• What to produce
Copy the records below exactly as they are written.

• Given records

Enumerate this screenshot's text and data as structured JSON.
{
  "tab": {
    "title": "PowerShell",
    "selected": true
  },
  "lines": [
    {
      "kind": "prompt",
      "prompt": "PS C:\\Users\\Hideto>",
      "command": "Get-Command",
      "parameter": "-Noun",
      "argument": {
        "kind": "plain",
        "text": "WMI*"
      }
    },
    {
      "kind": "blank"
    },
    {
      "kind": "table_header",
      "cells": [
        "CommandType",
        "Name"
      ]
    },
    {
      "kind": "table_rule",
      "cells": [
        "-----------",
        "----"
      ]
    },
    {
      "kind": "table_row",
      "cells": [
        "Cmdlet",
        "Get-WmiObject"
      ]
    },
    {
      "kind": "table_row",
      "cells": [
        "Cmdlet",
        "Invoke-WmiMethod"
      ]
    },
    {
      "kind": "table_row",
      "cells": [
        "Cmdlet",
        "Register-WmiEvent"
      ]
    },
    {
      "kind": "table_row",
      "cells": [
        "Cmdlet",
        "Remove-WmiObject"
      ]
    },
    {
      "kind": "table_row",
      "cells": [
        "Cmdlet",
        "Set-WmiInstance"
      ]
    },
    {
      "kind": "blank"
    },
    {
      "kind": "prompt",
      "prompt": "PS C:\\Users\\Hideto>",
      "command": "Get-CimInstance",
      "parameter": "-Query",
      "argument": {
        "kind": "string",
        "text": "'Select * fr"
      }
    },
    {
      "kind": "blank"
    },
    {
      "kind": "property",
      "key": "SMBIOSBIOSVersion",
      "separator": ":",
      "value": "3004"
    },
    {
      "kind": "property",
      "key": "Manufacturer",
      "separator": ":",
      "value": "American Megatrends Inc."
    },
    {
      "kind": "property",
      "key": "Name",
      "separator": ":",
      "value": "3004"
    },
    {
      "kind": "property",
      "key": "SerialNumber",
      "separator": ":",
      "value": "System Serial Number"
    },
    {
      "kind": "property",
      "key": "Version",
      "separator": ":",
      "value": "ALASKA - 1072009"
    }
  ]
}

• Task output
Enumerate this screenshot's text and data as structured JSON.
{
  "tab": {
    "title": "PowerShell",
    "selected": true
  },
  "lines": [
    {
      "kind": "prompt",
      "prompt": "PS C:\\Users\\Hideto>",
      "command": "Get-Command",
      "parameter": "-Noun",
      "argument": {
        "kind": "plain",
        "text": "WMI*"
      }
    },
    {
      "kind": "blank"
    },
    {
      "kind": "table_header",
      "cells": [
        "CommandType",
        "Name"
      ]
    },
    {
      "kind": "table_rule",
      "cells": [
        "-----------",
        "----"
      ]
    },
    {
      "kind": "table_row",
      "cells": [
        "Cmdlet",
        "Get-WmiObject"
      ]
    },
    {
      "kind": "table_row",
      "cells": [
        "Cmdlet",
        "Invoke-WmiMethod"
      ]
    },
    {
      "kind": "table_row",
      "cells": [
        "Cmdlet",
        "Register-WmiEvent"
      ]
    },
    {
      "kind": "table_row",
      "cells": [
        "Cmdlet",
        "Remove-WmiObject"
      ]
    },
    {
      "kind": "table_row",
      "cells": [
        "Cmdlet",
        "Set-WmiInstance"
      ]
    },
    {
      "kind": "blank"
    },
    {
      "kind": "prompt",
      "prompt": "PS C:\\Users\\Hideto>",
      "command": "Get-CimInstance",
      "parameter": "-Query",
      "argument": {
        "kind": "string",
        "text": "'Select * fr"
      }
    },
    {
      "kind": "blank"
    },
    {
      "kind": "property",
      "key": "SMBIOSBIOSVersion",
      "separator": ":",
      "value": "3004"
    },
    {
      "kind": "property",
      "key": "Manufacturer",
      "separator": ":",
      "value": "American Megatrends Inc."
    },
    {
      "kind": "property",
      "key": "Name",
      "separator": ":",
      "value": "3004"
    },
    {
      "kind": "property",
      "key": "SerialNumber",
      "separator": ":",
      "value": "System Serial Number"
    },
    {
      "kind": "property",
      "key": "Version",
      "separator": ":",
      "value": "ALASKA - 1072009"
    }
  ]
}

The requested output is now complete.